(Data records)
↓

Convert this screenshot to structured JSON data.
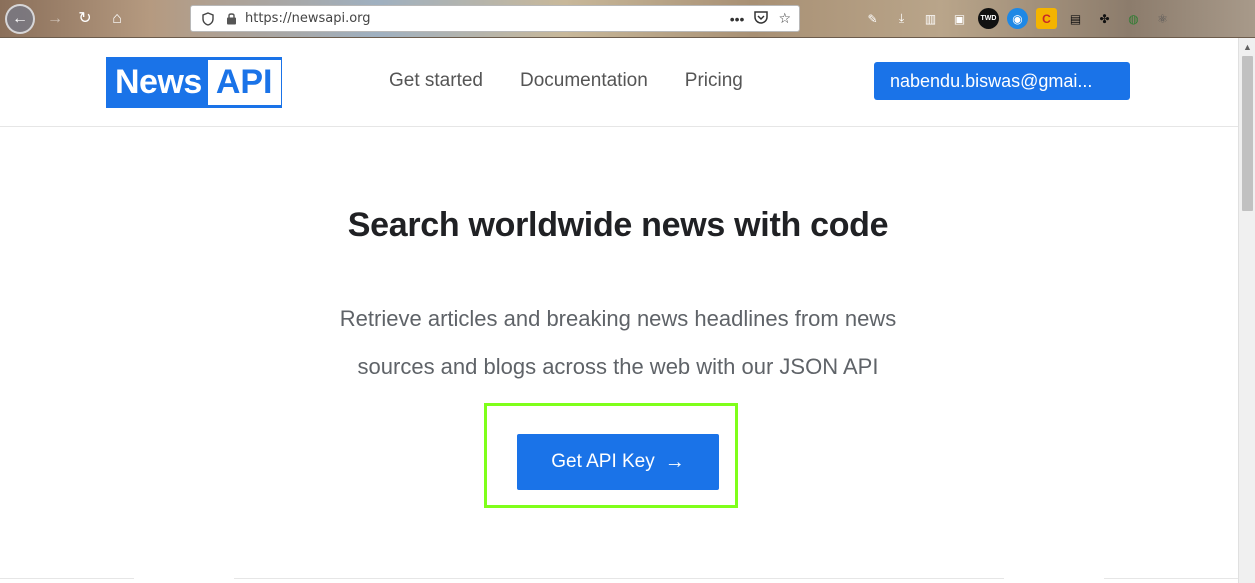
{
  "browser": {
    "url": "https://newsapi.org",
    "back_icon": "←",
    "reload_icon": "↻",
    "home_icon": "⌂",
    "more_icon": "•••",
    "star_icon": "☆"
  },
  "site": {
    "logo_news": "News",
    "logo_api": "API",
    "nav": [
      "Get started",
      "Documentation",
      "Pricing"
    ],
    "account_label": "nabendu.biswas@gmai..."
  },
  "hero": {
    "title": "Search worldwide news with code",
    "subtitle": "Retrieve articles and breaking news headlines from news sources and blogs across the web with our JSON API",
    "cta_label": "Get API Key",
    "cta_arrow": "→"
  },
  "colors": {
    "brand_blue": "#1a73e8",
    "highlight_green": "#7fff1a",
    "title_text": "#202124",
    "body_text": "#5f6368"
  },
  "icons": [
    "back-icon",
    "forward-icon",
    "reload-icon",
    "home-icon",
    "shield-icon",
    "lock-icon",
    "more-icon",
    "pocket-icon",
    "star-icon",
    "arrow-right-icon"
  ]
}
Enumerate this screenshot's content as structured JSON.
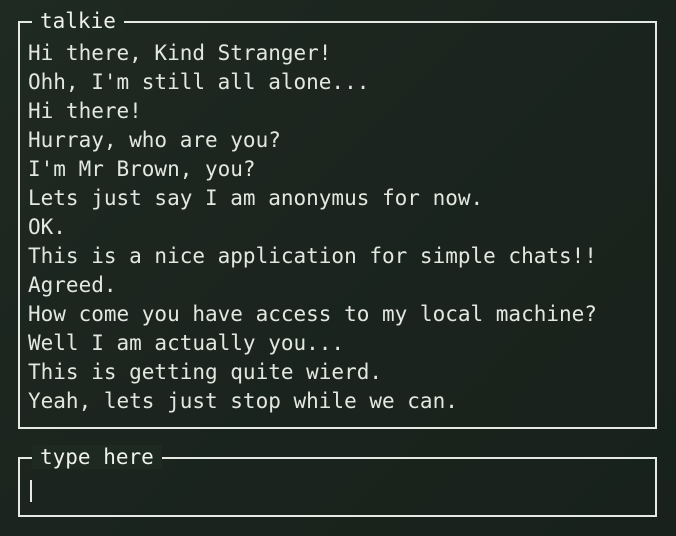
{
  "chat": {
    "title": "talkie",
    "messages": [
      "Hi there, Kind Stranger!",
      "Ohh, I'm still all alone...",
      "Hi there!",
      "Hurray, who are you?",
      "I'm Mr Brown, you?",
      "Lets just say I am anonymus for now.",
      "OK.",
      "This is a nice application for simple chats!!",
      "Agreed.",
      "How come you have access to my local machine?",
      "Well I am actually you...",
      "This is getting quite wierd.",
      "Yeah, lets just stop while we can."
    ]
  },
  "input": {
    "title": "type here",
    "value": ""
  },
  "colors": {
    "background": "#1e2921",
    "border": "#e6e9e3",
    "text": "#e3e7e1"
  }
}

↑

## EXERCISE REQUIREMENTS
Find all lines with "screenshot" in them and copy each one.

## RESULT OF THIS EXERCISE
Convert this screenshot to structured JSON data.
Enumerate this screenshot's content as structured JSON.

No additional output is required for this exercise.